**EXERCISE BRIEF**
Exactly as they appear, output all of the records. Skip any images.

**GIVEN RECORDS**
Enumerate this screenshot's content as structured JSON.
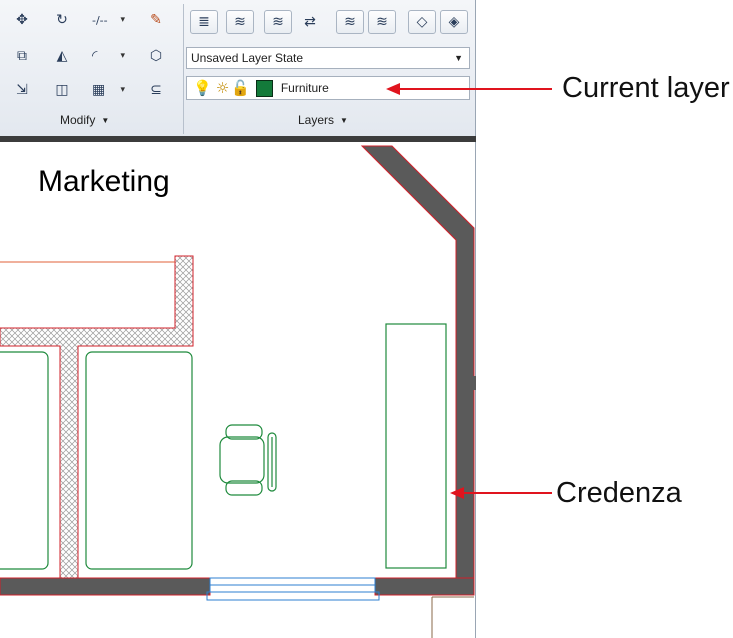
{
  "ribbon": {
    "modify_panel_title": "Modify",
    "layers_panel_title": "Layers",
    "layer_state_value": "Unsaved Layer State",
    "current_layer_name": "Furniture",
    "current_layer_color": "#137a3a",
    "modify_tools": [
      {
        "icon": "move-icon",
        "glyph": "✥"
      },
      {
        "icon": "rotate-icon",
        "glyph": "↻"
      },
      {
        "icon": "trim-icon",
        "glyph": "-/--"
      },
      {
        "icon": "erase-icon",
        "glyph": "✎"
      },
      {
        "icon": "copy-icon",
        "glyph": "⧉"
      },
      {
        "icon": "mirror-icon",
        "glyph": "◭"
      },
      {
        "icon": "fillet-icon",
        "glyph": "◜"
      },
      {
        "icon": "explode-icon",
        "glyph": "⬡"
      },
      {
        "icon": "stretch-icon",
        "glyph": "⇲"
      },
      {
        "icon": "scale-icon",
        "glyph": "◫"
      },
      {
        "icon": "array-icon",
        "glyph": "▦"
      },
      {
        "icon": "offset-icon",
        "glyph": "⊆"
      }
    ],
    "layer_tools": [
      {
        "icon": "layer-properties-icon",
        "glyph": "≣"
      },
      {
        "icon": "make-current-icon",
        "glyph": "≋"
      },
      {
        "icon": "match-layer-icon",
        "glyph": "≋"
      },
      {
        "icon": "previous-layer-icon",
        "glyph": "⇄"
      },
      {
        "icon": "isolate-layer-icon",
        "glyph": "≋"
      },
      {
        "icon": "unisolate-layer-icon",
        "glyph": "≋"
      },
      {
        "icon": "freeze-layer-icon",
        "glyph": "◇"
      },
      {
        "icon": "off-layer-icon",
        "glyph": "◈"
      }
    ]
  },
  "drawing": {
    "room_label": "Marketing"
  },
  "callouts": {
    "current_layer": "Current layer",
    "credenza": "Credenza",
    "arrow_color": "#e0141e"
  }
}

**WORKED ANSWER**
Enumerate this screenshot's content as structured JSON.
{
  "ribbon": {
    "modify_panel_title": "Modify",
    "layers_panel_title": "Layers",
    "layer_state_value": "Unsaved Layer State",
    "current_layer_name": "Furniture",
    "current_layer_color": "#137a3a",
    "modify_tools": [
      {
        "icon": "move-icon",
        "glyph": "✥"
      },
      {
        "icon": "rotate-icon",
        "glyph": "↻"
      },
      {
        "icon": "trim-icon",
        "glyph": "-/--"
      },
      {
        "icon": "erase-icon",
        "glyph": "✎"
      },
      {
        "icon": "copy-icon",
        "glyph": "⧉"
      },
      {
        "icon": "mirror-icon",
        "glyph": "◭"
      },
      {
        "icon": "fillet-icon",
        "glyph": "◜"
      },
      {
        "icon": "explode-icon",
        "glyph": "⬡"
      },
      {
        "icon": "stretch-icon",
        "glyph": "⇲"
      },
      {
        "icon": "scale-icon",
        "glyph": "◫"
      },
      {
        "icon": "array-icon",
        "glyph": "▦"
      },
      {
        "icon": "offset-icon",
        "glyph": "⊆"
      }
    ],
    "layer_tools": [
      {
        "icon": "layer-properties-icon",
        "glyph": "≣"
      },
      {
        "icon": "make-current-icon",
        "glyph": "≋"
      },
      {
        "icon": "match-layer-icon",
        "glyph": "≋"
      },
      {
        "icon": "previous-layer-icon",
        "glyph": "⇄"
      },
      {
        "icon": "isolate-layer-icon",
        "glyph": "≋"
      },
      {
        "icon": "unisolate-layer-icon",
        "glyph": "≋"
      },
      {
        "icon": "freeze-layer-icon",
        "glyph": "◇"
      },
      {
        "icon": "off-layer-icon",
        "glyph": "◈"
      }
    ]
  },
  "drawing": {
    "room_label": "Marketing"
  },
  "callouts": {
    "current_layer": "Current layer",
    "credenza": "Credenza",
    "arrow_color": "#e0141e"
  }
}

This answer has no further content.